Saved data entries
_ _ _ _ _ _ _

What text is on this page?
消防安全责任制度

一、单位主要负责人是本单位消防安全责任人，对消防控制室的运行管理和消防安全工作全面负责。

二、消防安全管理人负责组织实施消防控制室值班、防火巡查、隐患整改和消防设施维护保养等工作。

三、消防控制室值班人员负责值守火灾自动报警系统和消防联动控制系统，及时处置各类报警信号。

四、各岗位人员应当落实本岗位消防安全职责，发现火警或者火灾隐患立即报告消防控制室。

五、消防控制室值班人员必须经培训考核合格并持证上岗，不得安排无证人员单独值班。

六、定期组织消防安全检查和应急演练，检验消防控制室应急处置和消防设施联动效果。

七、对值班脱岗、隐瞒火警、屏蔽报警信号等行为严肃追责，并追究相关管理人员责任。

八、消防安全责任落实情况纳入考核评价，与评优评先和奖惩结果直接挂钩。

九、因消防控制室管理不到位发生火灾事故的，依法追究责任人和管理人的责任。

_ _ _ _ _ _ _

- [WHAT THE EXERCISE ASKS]
Make an exact copy of the listing, including every line.

- [WRITTEN ANSWER]
What text is on this page?
消防安全责任制度

一、单位主要负责人是本单位消防安全责任人，对消防控制室的运行管理和消防安全工作全面负责。

二、消防安全管理人负责组织实施消防控制室值班、防火巡查、隐患整改和消防设施维护保养等工作。

三、消防控制室值班人员负责值守火灾自动报警系统和消防联动控制系统，及时处置各类报警信号。

四、各岗位人员应当落实本岗位消防安全职责，发现火警或者火灾隐患立即报告消防控制室。

五、消防控制室值班人员必须经培训考核合格并持证上岗，不得安排无证人员单独值班。

六、定期组织消防安全检查和应急演练，检验消防控制室应急处置和消防设施联动效果。

七、对值班脱岗、隐瞒火警、屏蔽报警信号等行为严肃追责，并追究相关管理人员责任。

八、消防安全责任落实情况纳入考核评价，与评优评先和奖惩结果直接挂钩。

九、因消防控制室管理不到位发生火灾事故的，依法追究责任人和管理人的责任。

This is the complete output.